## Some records

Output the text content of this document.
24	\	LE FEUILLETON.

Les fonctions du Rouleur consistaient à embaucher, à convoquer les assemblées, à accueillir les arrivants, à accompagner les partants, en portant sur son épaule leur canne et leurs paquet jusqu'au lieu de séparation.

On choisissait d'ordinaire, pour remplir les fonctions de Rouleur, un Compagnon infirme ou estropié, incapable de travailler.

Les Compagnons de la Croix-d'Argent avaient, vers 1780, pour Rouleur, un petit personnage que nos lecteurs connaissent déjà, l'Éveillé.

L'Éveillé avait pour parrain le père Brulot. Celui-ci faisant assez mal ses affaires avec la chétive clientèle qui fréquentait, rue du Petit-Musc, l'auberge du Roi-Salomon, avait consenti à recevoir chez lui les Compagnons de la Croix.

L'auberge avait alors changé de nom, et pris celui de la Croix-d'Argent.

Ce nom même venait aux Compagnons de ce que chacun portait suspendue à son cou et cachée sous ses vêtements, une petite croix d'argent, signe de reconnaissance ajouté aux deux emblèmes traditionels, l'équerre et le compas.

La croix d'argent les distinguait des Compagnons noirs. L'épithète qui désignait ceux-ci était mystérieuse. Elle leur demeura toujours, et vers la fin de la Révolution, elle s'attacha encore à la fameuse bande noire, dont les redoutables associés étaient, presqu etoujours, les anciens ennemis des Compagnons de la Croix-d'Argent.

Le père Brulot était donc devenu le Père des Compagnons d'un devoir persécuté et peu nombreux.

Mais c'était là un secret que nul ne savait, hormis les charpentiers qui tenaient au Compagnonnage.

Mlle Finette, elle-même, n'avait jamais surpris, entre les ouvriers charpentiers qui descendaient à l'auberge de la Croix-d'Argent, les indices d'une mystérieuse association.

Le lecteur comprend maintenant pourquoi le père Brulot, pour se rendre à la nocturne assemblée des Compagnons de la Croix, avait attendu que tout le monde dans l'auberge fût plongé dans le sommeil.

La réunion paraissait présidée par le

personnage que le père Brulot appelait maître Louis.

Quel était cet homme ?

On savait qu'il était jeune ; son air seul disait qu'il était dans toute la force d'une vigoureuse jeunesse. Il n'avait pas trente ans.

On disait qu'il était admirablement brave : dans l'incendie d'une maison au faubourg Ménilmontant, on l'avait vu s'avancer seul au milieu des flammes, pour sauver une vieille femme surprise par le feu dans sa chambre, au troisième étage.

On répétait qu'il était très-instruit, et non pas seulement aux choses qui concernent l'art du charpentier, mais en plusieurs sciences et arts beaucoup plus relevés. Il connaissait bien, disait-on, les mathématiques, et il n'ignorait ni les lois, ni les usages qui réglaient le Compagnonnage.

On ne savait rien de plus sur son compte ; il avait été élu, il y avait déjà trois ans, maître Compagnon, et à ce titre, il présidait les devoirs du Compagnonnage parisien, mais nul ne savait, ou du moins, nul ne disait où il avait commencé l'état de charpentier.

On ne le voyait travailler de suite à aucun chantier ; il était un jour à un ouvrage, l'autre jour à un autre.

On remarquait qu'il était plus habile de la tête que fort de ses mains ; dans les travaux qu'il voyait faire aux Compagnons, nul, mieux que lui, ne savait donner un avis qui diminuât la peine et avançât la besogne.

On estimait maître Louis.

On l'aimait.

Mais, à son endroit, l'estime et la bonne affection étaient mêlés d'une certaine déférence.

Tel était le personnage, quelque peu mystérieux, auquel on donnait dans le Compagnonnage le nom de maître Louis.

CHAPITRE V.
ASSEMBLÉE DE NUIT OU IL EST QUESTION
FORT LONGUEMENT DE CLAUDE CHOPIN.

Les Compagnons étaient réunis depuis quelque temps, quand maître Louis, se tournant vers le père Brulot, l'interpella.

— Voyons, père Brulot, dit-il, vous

## YOUR INSTRUCTIONS
Return all lines with the word "elle" in them.

## IN RESPONSE
La croix d'argent les distinguait des Compagnons noirs. L'épithète qui désignait ceux-ci était mystérieuse. Elle leur demeura toujours, et vers la fin de la Révolution, elle s'attacha encore à la fameuse bande noire, dont les redoutables associés étaient, presqu etoujours, les anciens ennemis des Compagnons de la Croix-d'Argent.
Mlle Finette, elle-même, n'avait jamais surpris, entre les ouvriers charpentiers qui descendaient à l'auberge de la Croix-d'Argent, les indices d'une mystérieuse association.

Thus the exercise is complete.